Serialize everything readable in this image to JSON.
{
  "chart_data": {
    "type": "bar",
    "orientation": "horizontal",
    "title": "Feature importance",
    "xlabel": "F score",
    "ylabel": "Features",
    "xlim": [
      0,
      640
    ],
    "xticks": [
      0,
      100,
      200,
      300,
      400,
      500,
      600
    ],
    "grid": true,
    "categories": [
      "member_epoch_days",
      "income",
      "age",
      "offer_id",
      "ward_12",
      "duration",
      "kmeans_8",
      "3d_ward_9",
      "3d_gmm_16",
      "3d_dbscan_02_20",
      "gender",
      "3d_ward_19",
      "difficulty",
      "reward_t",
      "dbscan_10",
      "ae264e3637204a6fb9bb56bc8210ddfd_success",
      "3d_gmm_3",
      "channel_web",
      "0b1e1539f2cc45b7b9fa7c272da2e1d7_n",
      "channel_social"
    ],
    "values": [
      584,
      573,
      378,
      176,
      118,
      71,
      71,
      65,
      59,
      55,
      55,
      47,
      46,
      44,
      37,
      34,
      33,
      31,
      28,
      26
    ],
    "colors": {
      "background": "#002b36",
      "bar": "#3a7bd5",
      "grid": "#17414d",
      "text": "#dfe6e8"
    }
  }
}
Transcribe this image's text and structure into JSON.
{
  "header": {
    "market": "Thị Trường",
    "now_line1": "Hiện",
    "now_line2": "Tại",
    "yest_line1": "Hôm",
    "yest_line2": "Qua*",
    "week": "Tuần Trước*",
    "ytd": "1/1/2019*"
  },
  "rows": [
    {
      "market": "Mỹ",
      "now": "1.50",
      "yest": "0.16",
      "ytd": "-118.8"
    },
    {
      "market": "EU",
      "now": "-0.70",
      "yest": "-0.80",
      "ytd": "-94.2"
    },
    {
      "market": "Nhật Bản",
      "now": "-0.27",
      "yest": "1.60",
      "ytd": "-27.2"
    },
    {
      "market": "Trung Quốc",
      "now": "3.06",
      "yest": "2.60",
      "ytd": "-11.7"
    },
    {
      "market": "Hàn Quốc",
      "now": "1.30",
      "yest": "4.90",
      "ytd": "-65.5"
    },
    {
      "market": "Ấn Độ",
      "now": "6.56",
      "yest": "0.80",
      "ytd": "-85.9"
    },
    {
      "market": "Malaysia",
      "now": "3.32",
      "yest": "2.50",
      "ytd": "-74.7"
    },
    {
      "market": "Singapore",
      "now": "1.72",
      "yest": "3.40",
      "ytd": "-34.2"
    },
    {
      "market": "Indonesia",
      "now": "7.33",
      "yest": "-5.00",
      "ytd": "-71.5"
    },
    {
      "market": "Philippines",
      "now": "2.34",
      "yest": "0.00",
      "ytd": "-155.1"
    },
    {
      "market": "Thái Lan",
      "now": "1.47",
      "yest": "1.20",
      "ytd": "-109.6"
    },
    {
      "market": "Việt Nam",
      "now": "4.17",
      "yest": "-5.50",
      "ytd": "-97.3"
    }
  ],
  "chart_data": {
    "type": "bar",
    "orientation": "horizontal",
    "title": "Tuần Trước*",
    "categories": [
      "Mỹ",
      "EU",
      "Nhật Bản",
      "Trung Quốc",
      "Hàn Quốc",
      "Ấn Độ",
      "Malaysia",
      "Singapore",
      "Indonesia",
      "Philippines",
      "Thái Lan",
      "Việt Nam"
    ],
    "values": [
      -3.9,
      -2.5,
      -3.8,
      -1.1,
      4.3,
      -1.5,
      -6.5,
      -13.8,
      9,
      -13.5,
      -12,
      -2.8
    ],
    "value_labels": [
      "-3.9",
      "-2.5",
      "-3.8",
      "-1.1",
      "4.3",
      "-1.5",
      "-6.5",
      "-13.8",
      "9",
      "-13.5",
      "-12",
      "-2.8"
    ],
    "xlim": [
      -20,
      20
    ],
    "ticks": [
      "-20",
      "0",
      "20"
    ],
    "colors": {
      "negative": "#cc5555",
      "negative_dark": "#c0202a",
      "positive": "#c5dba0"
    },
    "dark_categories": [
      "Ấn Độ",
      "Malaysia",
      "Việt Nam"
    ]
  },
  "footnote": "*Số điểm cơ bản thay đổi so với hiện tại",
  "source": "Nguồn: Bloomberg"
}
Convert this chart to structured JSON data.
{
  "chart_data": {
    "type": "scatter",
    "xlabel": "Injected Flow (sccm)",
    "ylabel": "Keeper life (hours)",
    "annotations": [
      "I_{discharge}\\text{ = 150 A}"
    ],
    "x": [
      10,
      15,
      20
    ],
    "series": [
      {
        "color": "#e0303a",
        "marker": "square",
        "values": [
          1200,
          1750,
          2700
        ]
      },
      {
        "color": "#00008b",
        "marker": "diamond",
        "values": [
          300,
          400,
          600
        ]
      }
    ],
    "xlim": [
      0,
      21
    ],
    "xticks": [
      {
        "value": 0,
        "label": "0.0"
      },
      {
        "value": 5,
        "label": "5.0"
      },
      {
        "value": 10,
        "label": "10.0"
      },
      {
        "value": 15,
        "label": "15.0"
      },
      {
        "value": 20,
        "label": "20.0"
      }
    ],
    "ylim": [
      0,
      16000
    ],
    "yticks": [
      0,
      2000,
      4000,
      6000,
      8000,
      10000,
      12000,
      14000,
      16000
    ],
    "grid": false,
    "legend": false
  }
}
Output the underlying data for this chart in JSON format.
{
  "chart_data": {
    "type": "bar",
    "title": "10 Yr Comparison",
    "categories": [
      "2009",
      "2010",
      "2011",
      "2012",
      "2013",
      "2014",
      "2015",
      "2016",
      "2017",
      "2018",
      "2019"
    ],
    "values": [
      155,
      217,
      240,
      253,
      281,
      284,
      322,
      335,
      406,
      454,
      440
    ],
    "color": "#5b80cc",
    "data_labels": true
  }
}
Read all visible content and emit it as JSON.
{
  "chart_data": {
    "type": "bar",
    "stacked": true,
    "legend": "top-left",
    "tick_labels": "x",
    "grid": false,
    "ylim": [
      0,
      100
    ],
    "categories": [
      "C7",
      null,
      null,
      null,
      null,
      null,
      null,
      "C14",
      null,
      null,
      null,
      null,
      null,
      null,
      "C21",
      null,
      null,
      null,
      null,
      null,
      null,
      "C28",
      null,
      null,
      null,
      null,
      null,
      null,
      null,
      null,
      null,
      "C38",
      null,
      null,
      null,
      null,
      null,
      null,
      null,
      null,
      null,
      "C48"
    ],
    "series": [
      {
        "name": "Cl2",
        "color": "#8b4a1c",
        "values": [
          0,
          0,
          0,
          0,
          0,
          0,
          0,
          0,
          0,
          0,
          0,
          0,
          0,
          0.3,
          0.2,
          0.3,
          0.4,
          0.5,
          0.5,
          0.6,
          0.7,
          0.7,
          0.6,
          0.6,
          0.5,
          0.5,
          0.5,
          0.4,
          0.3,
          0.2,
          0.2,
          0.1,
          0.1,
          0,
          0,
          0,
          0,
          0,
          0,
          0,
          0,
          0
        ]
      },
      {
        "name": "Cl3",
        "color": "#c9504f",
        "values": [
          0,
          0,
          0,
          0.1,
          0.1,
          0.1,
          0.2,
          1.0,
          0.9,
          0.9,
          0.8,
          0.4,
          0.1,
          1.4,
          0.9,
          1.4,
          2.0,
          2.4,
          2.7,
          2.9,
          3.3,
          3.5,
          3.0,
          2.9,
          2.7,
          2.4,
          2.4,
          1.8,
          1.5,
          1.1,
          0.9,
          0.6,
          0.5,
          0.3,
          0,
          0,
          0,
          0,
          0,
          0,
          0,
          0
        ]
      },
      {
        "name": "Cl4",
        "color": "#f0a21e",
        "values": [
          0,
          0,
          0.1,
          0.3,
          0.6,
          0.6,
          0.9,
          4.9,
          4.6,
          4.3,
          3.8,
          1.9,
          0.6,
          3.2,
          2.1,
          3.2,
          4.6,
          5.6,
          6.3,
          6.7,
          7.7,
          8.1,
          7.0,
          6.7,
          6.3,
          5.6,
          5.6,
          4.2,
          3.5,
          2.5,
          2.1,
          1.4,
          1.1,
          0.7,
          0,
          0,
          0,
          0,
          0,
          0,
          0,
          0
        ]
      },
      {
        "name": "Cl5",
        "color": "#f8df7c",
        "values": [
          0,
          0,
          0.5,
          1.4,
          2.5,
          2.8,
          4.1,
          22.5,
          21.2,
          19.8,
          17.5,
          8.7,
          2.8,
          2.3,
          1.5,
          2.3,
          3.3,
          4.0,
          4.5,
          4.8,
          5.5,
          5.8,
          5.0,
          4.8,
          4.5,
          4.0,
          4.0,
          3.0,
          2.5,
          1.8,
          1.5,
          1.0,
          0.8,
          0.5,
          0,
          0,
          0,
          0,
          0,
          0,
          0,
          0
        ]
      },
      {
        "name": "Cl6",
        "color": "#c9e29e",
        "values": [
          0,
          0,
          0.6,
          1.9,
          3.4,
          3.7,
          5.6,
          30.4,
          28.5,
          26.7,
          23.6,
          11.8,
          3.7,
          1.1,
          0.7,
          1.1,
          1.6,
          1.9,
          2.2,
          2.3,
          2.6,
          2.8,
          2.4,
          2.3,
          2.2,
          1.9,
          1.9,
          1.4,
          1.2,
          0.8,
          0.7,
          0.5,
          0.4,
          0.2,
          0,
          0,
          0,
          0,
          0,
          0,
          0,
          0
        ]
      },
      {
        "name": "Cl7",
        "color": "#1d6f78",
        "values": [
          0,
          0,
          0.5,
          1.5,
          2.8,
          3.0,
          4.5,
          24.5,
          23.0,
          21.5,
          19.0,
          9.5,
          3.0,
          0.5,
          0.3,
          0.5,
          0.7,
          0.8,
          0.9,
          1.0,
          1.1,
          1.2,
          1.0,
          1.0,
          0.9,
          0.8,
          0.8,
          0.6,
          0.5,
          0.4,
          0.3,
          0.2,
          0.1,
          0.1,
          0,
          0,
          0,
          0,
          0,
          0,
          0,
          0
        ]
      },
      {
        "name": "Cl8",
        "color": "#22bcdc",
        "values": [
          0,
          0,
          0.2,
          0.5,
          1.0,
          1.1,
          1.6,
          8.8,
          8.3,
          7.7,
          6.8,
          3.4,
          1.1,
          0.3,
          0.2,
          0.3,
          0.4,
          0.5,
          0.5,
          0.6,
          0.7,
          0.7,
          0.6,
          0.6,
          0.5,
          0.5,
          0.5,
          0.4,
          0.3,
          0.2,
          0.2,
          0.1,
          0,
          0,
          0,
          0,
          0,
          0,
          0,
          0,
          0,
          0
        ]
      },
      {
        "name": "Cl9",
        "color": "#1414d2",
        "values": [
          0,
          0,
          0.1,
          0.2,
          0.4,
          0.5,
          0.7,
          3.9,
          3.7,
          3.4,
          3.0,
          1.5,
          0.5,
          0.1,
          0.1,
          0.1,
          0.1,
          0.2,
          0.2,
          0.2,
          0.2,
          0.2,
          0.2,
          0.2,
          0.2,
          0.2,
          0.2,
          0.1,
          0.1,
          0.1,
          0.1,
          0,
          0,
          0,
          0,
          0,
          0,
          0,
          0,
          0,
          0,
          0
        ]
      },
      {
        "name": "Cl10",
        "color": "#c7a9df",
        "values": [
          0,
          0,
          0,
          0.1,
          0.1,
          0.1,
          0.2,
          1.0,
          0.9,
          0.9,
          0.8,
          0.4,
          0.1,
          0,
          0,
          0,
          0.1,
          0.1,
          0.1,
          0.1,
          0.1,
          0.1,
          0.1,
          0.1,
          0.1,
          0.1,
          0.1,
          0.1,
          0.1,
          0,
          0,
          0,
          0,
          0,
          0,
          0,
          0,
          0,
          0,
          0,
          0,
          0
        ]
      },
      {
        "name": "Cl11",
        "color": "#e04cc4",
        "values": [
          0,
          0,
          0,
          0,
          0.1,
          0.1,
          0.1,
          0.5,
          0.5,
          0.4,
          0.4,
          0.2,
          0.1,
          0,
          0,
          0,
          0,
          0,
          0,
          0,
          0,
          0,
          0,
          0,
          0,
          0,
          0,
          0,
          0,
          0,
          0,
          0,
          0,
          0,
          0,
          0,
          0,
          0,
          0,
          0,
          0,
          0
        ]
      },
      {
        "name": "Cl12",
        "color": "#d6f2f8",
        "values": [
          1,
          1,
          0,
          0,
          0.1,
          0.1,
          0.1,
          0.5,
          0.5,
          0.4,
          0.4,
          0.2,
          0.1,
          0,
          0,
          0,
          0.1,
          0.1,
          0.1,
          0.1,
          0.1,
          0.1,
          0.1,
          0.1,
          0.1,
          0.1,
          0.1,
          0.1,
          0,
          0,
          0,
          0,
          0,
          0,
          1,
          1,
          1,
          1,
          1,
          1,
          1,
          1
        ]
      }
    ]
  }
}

--------------------------------

STATED EXERCISE –
Look through the data and show every line containing "true".

ANSWER FOR THE TASK –
    "grid": true,
    "data_labels": true
    "stacked": true,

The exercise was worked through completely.